*** ITEMS ***
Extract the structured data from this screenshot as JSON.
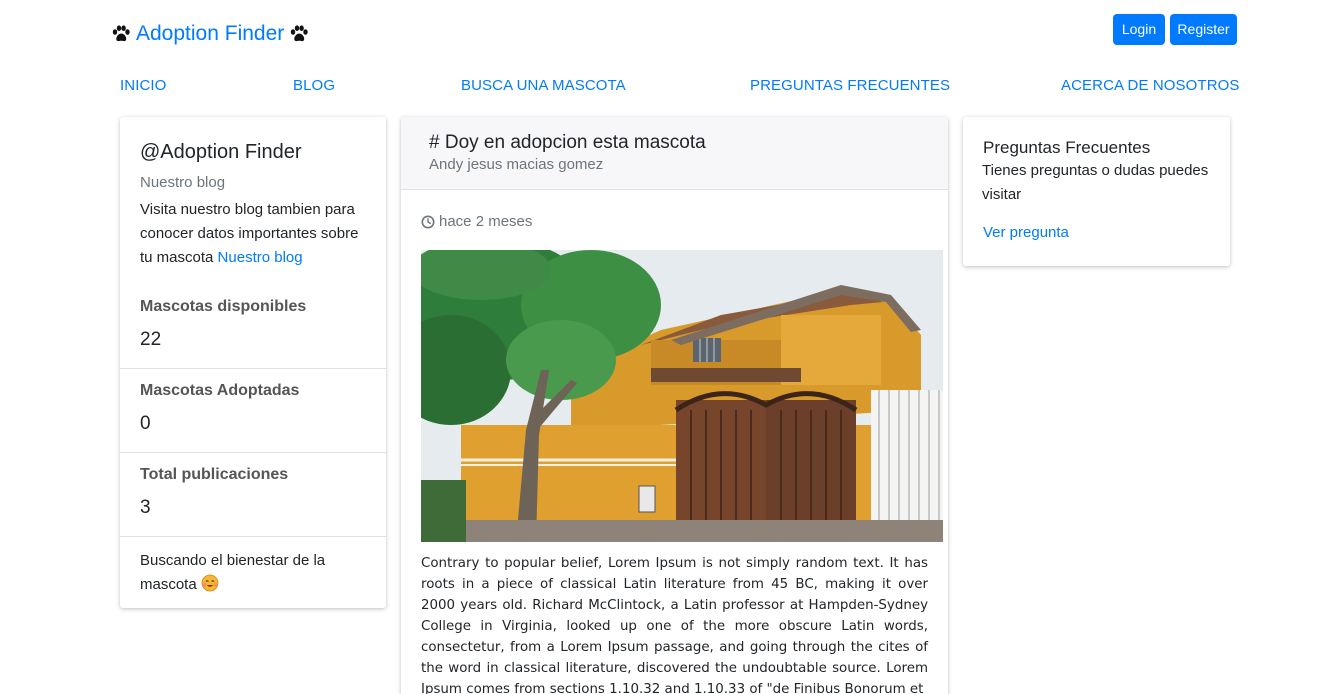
{
  "header": {
    "brand": "Adoption Finder",
    "login_label": "Login",
    "register_label": "Register"
  },
  "nav": {
    "inicio": "INICIO",
    "blog": "BLOG",
    "busca": "BUSCA UNA MASCOTA",
    "preguntas": "PREGUNTAS FRECUENTES",
    "acerca": "ACERCA DE NOSOTROS"
  },
  "sidebar": {
    "title": "@Adoption Finder",
    "subtitle": "Nuestro blog",
    "text": "Visita nuestro blog tambien para conocer datos importantes sobre tu mascota",
    "link": "Nuestro blog",
    "stats": [
      {
        "label": "Mascotas disponibles",
        "value": "22"
      },
      {
        "label": "Mascotas Adoptadas",
        "value": "0"
      },
      {
        "label": "Total publicaciones",
        "value": "3"
      }
    ],
    "footer": "Buscando el bienestar de la mascota"
  },
  "post": {
    "title": "# Doy en adopcion esta mascota",
    "author": "Andy jesus macias gomez",
    "time": "hace 2 meses",
    "body": "Contrary to popular belief, Lorem Ipsum is not simply random text. It has roots in a piece of classical Latin literature from 45 BC, making it over 2000 years old. Richard McClintock, a Latin professor at Hampden-Sydney College in Virginia, looked up one of the more obscure Latin words, consectetur, from a Lorem Ipsum passage, and going through the cites of the word in classical literature, discovered the undoubtable source. Lorem Ipsum comes from sections 1.10.32 and 1.10.33 of \"de Finibus Bonorum et"
  },
  "faq": {
    "title": "Preguntas Frecuentes",
    "text": "Tienes preguntas o dudas puedes visitar",
    "link": "Ver pregunta"
  },
  "colors": {
    "primary": "#007bff",
    "muted": "#6c757d",
    "text": "#212529"
  },
  "icons": [
    "paw-icon",
    "clock-icon",
    "smiling-face-icon"
  ]
}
***
AIM >>
Using the records above, retype everything exactly except the pictures.

WRITTEN SOLUTION >>
Extract the structured data from this screenshot as JSON.
{
  "header": {
    "brand": "Adoption Finder",
    "login_label": "Login",
    "register_label": "Register"
  },
  "nav": {
    "inicio": "INICIO",
    "blog": "BLOG",
    "busca": "BUSCA UNA MASCOTA",
    "preguntas": "PREGUNTAS FRECUENTES",
    "acerca": "ACERCA DE NOSOTROS"
  },
  "sidebar": {
    "title": "@Adoption Finder",
    "subtitle": "Nuestro blog",
    "text": "Visita nuestro blog tambien para conocer datos importantes sobre tu mascota",
    "link": "Nuestro blog",
    "stats": [
      {
        "label": "Mascotas disponibles",
        "value": "22"
      },
      {
        "label": "Mascotas Adoptadas",
        "value": "0"
      },
      {
        "label": "Total publicaciones",
        "value": "3"
      }
    ],
    "footer": "Buscando el bienestar de la mascota"
  },
  "post": {
    "title": "# Doy en adopcion esta mascota",
    "author": "Andy jesus macias gomez",
    "time": "hace 2 meses",
    "body": "Contrary to popular belief, Lorem Ipsum is not simply random text. It has roots in a piece of classical Latin literature from 45 BC, making it over 2000 years old. Richard McClintock, a Latin professor at Hampden-Sydney College in Virginia, looked up one of the more obscure Latin words, consectetur, from a Lorem Ipsum passage, and going through the cites of the word in classical literature, discovered the undoubtable source. Lorem Ipsum comes from sections 1.10.32 and 1.10.33 of \"de Finibus Bonorum et"
  },
  "faq": {
    "title": "Preguntas Frecuentes",
    "text": "Tienes preguntas o dudas puedes visitar",
    "link": "Ver pregunta"
  },
  "colors": {
    "primary": "#007bff",
    "muted": "#6c757d",
    "text": "#212529"
  },
  "icons": [
    "paw-icon",
    "clock-icon",
    "smiling-face-icon"
  ]
}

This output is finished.